** DATASET RECORDS **
•••••
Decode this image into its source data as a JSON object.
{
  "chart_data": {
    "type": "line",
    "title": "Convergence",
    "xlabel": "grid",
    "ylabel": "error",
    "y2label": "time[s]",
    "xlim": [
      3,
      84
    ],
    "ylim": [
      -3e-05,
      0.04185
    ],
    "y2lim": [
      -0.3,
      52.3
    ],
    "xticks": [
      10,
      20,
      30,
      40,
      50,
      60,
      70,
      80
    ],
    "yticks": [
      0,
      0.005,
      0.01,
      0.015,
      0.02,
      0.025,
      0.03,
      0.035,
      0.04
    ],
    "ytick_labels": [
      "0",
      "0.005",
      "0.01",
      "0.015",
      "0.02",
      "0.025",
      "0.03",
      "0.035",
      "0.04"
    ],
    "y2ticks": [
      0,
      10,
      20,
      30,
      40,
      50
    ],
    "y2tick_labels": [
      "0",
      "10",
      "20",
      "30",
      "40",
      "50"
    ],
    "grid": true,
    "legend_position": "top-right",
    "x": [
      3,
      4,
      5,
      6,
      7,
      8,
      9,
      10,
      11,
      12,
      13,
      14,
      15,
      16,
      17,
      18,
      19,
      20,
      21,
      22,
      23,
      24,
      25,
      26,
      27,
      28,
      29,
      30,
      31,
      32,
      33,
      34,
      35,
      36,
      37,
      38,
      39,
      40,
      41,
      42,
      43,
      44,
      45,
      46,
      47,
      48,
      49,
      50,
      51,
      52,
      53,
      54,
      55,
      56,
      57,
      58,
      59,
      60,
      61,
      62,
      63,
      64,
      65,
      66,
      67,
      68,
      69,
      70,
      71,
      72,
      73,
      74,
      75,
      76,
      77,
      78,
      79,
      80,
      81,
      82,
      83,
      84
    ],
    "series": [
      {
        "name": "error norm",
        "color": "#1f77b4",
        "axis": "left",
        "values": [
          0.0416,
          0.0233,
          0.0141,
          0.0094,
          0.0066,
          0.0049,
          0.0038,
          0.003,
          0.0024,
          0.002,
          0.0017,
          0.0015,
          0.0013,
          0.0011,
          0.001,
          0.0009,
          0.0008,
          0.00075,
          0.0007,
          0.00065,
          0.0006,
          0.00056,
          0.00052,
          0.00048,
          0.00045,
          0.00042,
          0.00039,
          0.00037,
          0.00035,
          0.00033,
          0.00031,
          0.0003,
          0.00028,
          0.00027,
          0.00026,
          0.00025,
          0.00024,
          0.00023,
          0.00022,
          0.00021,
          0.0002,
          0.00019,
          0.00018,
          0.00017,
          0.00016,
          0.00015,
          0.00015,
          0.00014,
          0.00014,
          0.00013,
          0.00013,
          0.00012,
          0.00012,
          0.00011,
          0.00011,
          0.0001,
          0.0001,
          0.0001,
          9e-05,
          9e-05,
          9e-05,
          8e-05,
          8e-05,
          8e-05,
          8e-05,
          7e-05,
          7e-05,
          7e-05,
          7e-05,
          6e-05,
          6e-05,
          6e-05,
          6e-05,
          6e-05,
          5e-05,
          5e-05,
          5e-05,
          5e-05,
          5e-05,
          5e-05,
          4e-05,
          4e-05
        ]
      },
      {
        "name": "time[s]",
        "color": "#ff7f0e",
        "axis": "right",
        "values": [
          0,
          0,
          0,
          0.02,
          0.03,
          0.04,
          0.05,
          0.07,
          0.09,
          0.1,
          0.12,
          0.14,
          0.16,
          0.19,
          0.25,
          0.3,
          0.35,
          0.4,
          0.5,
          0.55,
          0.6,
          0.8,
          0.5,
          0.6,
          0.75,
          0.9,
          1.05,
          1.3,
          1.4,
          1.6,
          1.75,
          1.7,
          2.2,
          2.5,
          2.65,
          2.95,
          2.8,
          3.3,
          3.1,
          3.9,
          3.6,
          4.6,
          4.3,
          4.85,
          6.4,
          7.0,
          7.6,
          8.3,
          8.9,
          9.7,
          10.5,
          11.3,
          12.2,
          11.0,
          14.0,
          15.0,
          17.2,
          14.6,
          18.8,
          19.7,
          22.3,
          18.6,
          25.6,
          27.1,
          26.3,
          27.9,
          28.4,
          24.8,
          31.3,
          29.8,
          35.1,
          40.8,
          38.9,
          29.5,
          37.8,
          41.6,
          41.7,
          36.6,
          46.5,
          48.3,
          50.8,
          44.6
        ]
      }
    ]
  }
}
•••••
** WRITTEN INSTRUCTION **
Print the material once more, exactly.

** FINAL RESULT **
Decode this image into its source data as a JSON object.
{
  "chart_data": {
    "type": "line",
    "title": "Convergence",
    "xlabel": "grid",
    "ylabel": "error",
    "y2label": "time[s]",
    "xlim": [
      3,
      84
    ],
    "ylim": [
      -3e-05,
      0.04185
    ],
    "y2lim": [
      -0.3,
      52.3
    ],
    "xticks": [
      10,
      20,
      30,
      40,
      50,
      60,
      70,
      80
    ],
    "yticks": [
      0,
      0.005,
      0.01,
      0.015,
      0.02,
      0.025,
      0.03,
      0.035,
      0.04
    ],
    "ytick_labels": [
      "0",
      "0.005",
      "0.01",
      "0.015",
      "0.02",
      "0.025",
      "0.03",
      "0.035",
      "0.04"
    ],
    "y2ticks": [
      0,
      10,
      20,
      30,
      40,
      50
    ],
    "y2tick_labels": [
      "0",
      "10",
      "20",
      "30",
      "40",
      "50"
    ],
    "grid": true,
    "legend_position": "top-right",
    "x": [
      3,
      4,
      5,
      6,
      7,
      8,
      9,
      10,
      11,
      12,
      13,
      14,
      15,
      16,
      17,
      18,
      19,
      20,
      21,
      22,
      23,
      24,
      25,
      26,
      27,
      28,
      29,
      30,
      31,
      32,
      33,
      34,
      35,
      36,
      37,
      38,
      39,
      40,
      41,
      42,
      43,
      44,
      45,
      46,
      47,
      48,
      49,
      50,
      51,
      52,
      53,
      54,
      55,
      56,
      57,
      58,
      59,
      60,
      61,
      62,
      63,
      64,
      65,
      66,
      67,
      68,
      69,
      70,
      71,
      72,
      73,
      74,
      75,
      76,
      77,
      78,
      79,
      80,
      81,
      82,
      83,
      84
    ],
    "series": [
      {
        "name": "error norm",
        "color": "#1f77b4",
        "axis": "left",
        "values": [
          0.0416,
          0.0233,
          0.0141,
          0.0094,
          0.0066,
          0.0049,
          0.0038,
          0.003,
          0.0024,
          0.002,
          0.0017,
          0.0015,
          0.0013,
          0.0011,
          0.001,
          0.0009,
          0.0008,
          0.00075,
          0.0007,
          0.00065,
          0.0006,
          0.00056,
          0.00052,
          0.00048,
          0.00045,
          0.00042,
          0.00039,
          0.00037,
          0.00035,
          0.00033,
          0.00031,
          0.0003,
          0.00028,
          0.00027,
          0.00026,
          0.00025,
          0.00024,
          0.00023,
          0.00022,
          0.00021,
          0.0002,
          0.00019,
          0.00018,
          0.00017,
          0.00016,
          0.00015,
          0.00015,
          0.00014,
          0.00014,
          0.00013,
          0.00013,
          0.00012,
          0.00012,
          0.00011,
          0.00011,
          0.0001,
          0.0001,
          0.0001,
          9e-05,
          9e-05,
          9e-05,
          8e-05,
          8e-05,
          8e-05,
          8e-05,
          7e-05,
          7e-05,
          7e-05,
          7e-05,
          6e-05,
          6e-05,
          6e-05,
          6e-05,
          6e-05,
          5e-05,
          5e-05,
          5e-05,
          5e-05,
          5e-05,
          5e-05,
          4e-05,
          4e-05
        ]
      },
      {
        "name": "time[s]",
        "color": "#ff7f0e",
        "axis": "right",
        "values": [
          0,
          0,
          0,
          0.02,
          0.03,
          0.04,
          0.05,
          0.07,
          0.09,
          0.1,
          0.12,
          0.14,
          0.16,
          0.19,
          0.25,
          0.3,
          0.35,
          0.4,
          0.5,
          0.55,
          0.6,
          0.8,
          0.5,
          0.6,
          0.75,
          0.9,
          1.05,
          1.3,
          1.4,
          1.6,
          1.75,
          1.7,
          2.2,
          2.5,
          2.65,
          2.95,
          2.8,
          3.3,
          3.1,
          3.9,
          3.6,
          4.6,
          4.3,
          4.85,
          6.4,
          7.0,
          7.6,
          8.3,
          8.9,
          9.7,
          10.5,
          11.3,
          12.2,
          11.0,
          14.0,
          15.0,
          17.2,
          14.6,
          18.8,
          19.7,
          22.3,
          18.6,
          25.6,
          27.1,
          26.3,
          27.9,
          28.4,
          24.8,
          31.3,
          29.8,
          35.1,
          40.8,
          38.9,
          29.5,
          37.8,
          41.6,
          41.7,
          36.6,
          46.5,
          48.3,
          50.8,
          44.6
        ]
      }
    ]
  }
}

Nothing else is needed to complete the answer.